— Start —

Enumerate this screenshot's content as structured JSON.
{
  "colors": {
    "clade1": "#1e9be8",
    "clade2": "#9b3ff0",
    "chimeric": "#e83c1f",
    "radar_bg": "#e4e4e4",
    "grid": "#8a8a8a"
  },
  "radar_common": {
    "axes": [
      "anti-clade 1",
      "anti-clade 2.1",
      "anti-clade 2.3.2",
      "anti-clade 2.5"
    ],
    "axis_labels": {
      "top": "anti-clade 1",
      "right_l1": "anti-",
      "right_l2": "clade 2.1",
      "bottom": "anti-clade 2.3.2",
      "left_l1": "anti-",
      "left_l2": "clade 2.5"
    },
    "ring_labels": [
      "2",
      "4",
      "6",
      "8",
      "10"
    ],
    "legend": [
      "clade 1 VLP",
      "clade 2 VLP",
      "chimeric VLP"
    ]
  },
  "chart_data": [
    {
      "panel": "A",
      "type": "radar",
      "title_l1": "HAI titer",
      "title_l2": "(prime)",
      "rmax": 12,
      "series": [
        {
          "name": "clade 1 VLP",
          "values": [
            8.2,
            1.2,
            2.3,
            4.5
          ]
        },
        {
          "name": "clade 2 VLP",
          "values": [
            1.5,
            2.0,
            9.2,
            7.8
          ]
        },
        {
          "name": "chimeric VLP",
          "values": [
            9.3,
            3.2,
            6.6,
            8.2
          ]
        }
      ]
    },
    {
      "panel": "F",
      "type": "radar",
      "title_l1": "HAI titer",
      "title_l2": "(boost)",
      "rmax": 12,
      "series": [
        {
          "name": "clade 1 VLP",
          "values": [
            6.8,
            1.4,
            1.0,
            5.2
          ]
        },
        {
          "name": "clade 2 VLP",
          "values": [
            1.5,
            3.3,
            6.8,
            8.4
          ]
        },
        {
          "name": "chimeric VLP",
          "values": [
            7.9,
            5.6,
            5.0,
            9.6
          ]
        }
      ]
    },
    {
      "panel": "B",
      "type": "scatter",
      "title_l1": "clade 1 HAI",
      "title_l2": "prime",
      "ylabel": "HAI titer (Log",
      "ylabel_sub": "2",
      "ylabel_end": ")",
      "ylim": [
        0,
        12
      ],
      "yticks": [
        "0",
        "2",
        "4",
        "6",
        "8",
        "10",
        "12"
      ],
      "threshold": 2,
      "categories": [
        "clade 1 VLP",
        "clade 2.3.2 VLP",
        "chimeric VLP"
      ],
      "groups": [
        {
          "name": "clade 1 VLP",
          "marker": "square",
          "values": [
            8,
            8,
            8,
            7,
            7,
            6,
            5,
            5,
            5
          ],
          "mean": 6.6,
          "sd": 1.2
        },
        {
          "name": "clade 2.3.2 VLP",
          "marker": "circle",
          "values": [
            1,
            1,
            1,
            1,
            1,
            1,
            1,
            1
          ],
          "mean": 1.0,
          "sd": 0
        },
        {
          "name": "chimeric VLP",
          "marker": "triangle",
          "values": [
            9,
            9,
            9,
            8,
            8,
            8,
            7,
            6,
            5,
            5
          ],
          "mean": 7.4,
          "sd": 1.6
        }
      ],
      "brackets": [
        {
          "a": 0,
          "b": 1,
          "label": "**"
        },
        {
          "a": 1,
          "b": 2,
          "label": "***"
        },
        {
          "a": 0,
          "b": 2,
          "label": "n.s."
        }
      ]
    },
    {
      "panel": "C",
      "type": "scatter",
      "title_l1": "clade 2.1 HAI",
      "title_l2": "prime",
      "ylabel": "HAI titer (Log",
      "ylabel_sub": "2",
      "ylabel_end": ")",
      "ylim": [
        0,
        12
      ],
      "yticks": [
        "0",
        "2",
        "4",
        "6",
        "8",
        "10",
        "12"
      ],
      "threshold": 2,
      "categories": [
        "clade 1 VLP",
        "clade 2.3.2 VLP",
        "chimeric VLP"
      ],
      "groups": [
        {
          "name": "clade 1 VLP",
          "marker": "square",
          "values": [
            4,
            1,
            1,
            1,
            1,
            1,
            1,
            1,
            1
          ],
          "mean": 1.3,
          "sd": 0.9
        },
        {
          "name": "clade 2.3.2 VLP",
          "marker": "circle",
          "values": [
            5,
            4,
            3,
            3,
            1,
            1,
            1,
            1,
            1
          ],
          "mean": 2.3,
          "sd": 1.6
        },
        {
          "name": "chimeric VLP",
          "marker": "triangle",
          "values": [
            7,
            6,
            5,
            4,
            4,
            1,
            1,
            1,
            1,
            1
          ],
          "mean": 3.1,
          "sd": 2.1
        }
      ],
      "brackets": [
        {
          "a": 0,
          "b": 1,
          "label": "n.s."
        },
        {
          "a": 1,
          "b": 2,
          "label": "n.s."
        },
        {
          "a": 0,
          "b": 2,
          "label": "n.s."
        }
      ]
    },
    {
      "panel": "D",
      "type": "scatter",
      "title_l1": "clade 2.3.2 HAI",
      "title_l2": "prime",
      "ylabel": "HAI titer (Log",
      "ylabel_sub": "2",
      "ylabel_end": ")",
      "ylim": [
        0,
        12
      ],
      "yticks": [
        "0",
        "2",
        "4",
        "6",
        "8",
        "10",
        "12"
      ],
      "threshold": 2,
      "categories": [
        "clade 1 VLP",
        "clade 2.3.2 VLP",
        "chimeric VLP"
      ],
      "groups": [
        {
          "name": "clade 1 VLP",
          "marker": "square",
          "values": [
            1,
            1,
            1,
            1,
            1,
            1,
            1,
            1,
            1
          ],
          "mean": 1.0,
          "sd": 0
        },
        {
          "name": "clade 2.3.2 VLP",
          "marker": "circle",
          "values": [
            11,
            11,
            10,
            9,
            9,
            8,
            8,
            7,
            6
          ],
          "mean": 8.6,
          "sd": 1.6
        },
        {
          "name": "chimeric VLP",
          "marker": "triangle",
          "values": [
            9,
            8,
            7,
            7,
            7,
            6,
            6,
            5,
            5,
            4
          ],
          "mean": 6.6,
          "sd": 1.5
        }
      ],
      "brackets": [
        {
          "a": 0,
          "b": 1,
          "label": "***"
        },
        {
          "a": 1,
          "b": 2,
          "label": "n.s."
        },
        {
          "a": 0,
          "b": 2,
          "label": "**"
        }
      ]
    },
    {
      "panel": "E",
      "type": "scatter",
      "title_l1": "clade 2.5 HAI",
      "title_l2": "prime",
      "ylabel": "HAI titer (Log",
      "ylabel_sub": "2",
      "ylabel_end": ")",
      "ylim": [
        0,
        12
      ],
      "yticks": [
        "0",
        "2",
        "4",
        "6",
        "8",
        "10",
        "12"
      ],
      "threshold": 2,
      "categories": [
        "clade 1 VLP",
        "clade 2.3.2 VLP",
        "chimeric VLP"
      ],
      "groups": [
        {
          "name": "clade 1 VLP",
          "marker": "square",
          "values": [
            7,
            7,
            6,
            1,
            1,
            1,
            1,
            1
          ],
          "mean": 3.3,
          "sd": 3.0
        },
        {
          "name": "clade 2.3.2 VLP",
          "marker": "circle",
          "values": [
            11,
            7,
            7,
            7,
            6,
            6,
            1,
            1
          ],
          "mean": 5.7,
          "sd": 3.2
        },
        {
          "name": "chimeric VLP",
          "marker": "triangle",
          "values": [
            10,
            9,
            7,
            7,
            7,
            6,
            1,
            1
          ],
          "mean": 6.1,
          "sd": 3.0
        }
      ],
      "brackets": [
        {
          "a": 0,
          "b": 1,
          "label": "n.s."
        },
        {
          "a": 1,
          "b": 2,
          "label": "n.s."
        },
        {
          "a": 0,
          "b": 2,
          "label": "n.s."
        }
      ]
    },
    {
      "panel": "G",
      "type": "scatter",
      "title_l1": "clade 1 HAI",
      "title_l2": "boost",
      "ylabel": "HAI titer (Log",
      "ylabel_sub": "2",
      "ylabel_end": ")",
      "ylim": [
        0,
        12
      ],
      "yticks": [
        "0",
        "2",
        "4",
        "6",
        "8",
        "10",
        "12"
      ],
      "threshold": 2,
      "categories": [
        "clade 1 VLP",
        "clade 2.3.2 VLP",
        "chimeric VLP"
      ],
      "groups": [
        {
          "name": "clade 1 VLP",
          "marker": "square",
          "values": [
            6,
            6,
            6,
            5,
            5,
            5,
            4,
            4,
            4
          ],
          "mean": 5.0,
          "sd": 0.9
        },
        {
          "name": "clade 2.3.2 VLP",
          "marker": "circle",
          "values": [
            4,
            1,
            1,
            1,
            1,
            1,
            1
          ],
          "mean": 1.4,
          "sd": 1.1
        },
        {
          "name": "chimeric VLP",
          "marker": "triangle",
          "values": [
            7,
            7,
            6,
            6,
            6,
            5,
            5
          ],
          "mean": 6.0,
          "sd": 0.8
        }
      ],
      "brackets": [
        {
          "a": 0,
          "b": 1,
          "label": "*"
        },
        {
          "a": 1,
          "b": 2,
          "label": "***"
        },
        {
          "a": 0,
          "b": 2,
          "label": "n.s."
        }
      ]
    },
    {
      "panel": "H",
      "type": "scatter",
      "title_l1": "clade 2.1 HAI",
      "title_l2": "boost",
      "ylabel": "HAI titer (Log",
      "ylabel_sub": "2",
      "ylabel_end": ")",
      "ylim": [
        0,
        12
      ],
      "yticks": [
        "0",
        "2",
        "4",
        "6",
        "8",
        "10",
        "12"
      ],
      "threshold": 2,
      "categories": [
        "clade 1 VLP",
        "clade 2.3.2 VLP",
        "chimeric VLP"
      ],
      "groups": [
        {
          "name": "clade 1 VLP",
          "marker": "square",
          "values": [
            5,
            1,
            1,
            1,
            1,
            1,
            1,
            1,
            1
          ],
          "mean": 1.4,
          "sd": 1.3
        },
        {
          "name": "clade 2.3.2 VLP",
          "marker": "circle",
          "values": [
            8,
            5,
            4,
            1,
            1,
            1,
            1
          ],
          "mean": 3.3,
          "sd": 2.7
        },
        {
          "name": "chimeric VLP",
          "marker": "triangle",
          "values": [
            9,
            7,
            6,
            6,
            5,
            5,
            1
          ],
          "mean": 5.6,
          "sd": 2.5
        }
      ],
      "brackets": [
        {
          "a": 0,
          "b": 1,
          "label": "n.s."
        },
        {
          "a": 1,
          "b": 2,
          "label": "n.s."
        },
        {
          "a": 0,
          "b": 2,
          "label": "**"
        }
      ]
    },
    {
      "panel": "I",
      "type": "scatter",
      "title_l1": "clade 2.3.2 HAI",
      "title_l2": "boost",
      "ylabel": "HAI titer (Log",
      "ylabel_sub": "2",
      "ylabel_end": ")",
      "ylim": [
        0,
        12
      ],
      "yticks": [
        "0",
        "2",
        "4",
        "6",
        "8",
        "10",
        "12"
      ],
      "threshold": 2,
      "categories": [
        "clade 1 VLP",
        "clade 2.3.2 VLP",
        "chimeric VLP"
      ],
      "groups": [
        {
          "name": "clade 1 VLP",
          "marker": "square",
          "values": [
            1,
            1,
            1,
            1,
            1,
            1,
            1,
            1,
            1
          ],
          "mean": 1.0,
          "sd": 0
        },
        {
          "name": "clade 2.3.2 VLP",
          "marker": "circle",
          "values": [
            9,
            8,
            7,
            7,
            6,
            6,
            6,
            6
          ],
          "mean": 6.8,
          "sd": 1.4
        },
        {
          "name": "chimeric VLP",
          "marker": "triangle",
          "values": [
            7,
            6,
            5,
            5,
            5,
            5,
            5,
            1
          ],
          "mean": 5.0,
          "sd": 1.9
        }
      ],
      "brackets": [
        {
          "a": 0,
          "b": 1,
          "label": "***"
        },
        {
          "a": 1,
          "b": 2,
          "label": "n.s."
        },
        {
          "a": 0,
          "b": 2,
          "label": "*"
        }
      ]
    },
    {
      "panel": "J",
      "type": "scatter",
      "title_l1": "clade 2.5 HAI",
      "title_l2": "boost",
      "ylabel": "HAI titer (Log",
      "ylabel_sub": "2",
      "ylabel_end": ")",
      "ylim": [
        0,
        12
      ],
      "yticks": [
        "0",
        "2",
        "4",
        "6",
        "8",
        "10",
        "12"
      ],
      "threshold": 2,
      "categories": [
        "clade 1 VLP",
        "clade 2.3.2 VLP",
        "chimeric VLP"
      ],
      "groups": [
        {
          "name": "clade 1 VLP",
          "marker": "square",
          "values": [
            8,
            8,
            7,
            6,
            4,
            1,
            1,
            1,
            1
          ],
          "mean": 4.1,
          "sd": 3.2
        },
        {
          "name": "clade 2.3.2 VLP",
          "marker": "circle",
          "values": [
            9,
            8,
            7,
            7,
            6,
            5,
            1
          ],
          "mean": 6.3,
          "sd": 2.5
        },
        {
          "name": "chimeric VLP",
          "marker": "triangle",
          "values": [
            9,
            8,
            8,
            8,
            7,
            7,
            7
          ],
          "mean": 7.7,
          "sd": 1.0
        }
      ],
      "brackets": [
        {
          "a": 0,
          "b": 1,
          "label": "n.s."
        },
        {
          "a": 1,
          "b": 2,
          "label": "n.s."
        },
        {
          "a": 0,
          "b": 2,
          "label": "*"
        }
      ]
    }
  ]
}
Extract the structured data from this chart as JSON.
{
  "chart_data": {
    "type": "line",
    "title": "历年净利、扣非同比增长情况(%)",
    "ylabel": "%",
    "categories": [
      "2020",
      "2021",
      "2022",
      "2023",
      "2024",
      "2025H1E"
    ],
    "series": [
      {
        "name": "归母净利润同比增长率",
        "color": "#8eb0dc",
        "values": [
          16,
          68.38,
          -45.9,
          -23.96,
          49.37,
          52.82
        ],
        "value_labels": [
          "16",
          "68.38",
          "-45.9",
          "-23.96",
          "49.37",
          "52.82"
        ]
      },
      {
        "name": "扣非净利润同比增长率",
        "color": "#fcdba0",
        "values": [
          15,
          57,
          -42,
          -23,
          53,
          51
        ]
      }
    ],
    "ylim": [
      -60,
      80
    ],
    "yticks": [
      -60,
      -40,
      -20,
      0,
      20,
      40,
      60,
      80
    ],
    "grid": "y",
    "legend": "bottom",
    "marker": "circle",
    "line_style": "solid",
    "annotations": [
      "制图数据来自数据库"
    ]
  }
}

— End —

**Your objective**
Output exactly the lines between the one containing "Extract the structured" and the final line above, both inclusive.

**Result of this exercise**
Extract the structured data from this chart as JSON.
{
  "chart_data": {
    "type": "line",
    "title": "历年净利、扣非同比增长情况(%)",
    "ylabel": "%",
    "categories": [
      "2020",
      "2021",
      "2022",
      "2023",
      "2024",
      "2025H1E"
    ],
    "series": [
      {
        "name": "归母净利润同比增长率",
        "color": "#8eb0dc",
        "values": [
          16,
          68.38,
          -45.9,
          -23.96,
          49.37,
          52.82
        ],
        "value_labels": [
          "16",
          "68.38",
          "-45.9",
          "-23.96",
          "49.37",
          "52.82"
        ]
      },
      {
        "name": "扣非净利润同比增长率",
        "color": "#fcdba0",
        "values": [
          15,
          57,
          -42,
          -23,
          53,
          51
        ]
      }
    ],
    "ylim": [
      -60,
      80
    ],
    "yticks": [
      -60,
      -40,
      -20,
      0,
      20,
      40,
      60,
      80
    ],
    "grid": "y",
    "legend": "bottom",
    "marker": "circle",
    "line_style": "solid",
    "annotations": [
      "制图数据来自数据库"
    ]
  }
}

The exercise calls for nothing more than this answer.